Reasoning behind Extended Rests?

My understanding of the term "15 minute workday" is that it refers to a party opting to stop and rest for the day after just 1 or 2 encounters, despite having the resources to take on more encounters. The most common reason given is the casters running out of spells (after spamming them like no tomorrow in said fight), and being reluctant to partake in another fight at anything less than full strength, but I feel that is not the sole reason. Casters just received the most flak because they were the ones with limited resources. But in reality, even fighters could be an offender, if he ran low on hp, and the party lacked resources to patch him up. It just seemed improbable because it is assumed that the party cleric is there to patch him up, but it can happen.

But now in 4e, even with at-will and encounter powers, there is still another limited resource that existed both in 3e and 4e - hp.

In 3e, the party stopped because the casters were out of spells. Now, in 4e, the party stops because one PC is out of surges, low on hp, and unable to access healing, and they are unwilling to risk a PC death due to some lucky hit/crit.

So no, I am simply saying that the 15-minute issue is still as much of an issue in 4e compared to 3e. But at least in 3e, steps could be taken to counteract this (in the form of consumable magic items such as wands, for instance). Yet in 4e, similar provisions cannot be made. If anything, 4e seems even more unforgiving in this aspect.

We just seemed to have exchanged one flaw for another. Nothing has really changed, IMO. :erm:

There is still a limiting factor. The goal was not to have the party be able to adventure without end indefinitely. The goal was to have the reason you decide to rest not be "I just used up all my spells" ... which a player can cause to occur by using all their spells. A player could make bad choices in regards to spending healing surges ... but unlike with "going nova", there is no immediate reward to wasting healing surges.

Therefore, the length of the day has to do with how hard the PCs get nailed by the monsters, not about how much the players hold back. The PCs have some control over it, but it involves making sure the Defender isn't taking all the damage (if the other PCs still have a lot of surges at the end of the day, something is wrong). Making good use of healing powers give more bang for your buck, etc.

In 3.5, if you "wasted" your resources, you made the fight you were in easier to win, but made yourself less effective in later fights. In 4e if you "waste" your resources, you don't really get much benefit ... you just end up losing more healing surges.

Also, while there are no wands to get back to full health at the cost of some money ... there are a number of magic items that give you "extra" surges, not to mention cleric abilities like cure light and cure moderate, not to mention other items that boost the healing per surge ammount. If nothing else, the durable feat gives a few more healing surges.

* _Collected material_:
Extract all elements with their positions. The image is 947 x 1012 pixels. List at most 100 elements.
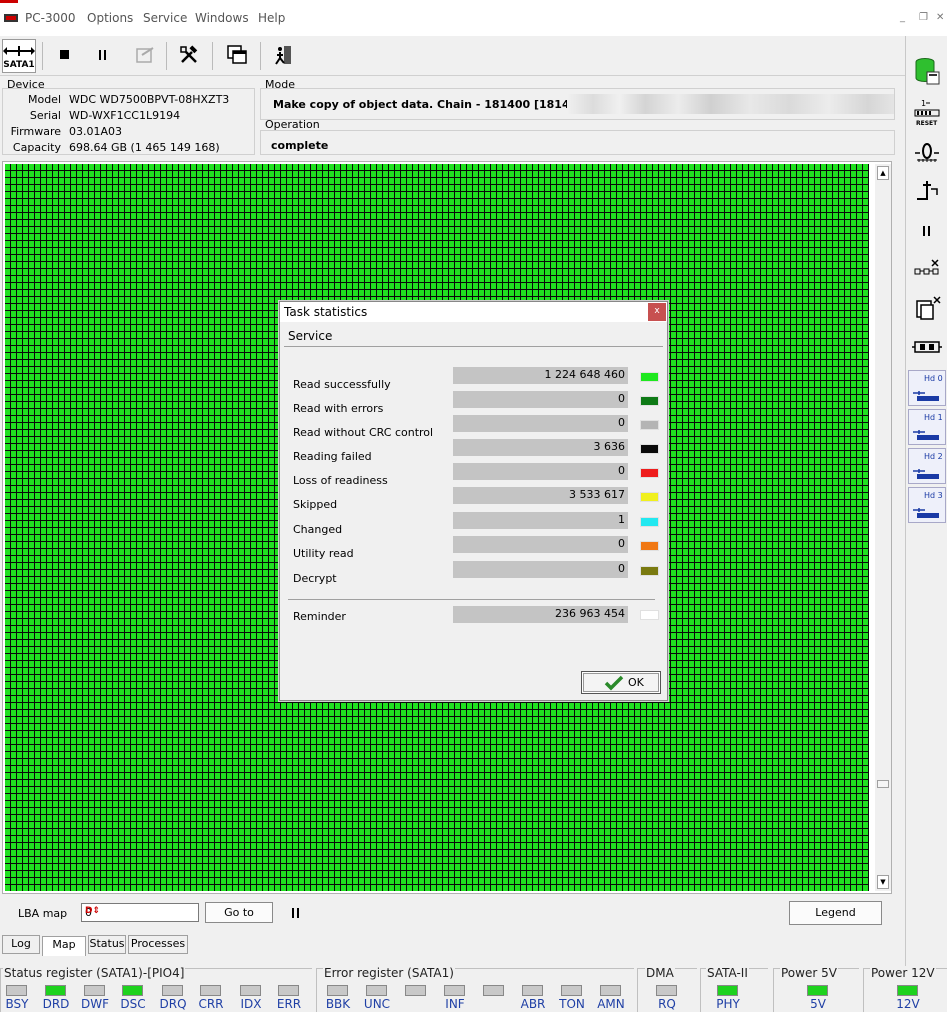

* _Tasks and exercises_:
**a)** In the extended rests passage, which feat gives a few more healing surges?
**b)** Please retype the extended rests passage, starting at the words "In 3.5, if you" and stopping after "few more healing surges.".

* _Exercise answers_:
**a)** The durable feat.

**b)**
In 3.5, if you "wasted" your resources, you made the fight you were in easier to win, but made yourself less effective in later fights. In 4e if you "waste" your resources, you don't really get much benefit ... you just end up losing more healing surges.

Also, while there are no wands to get back to full health at the cost of some money ... there are a number of magic items that give you "extra" surges, not to mention cleric abilities like cure light and cure moderate, not to mention other items that boost the healing per surge ammount. If nothing else, the durable feat gives a few more healing surges.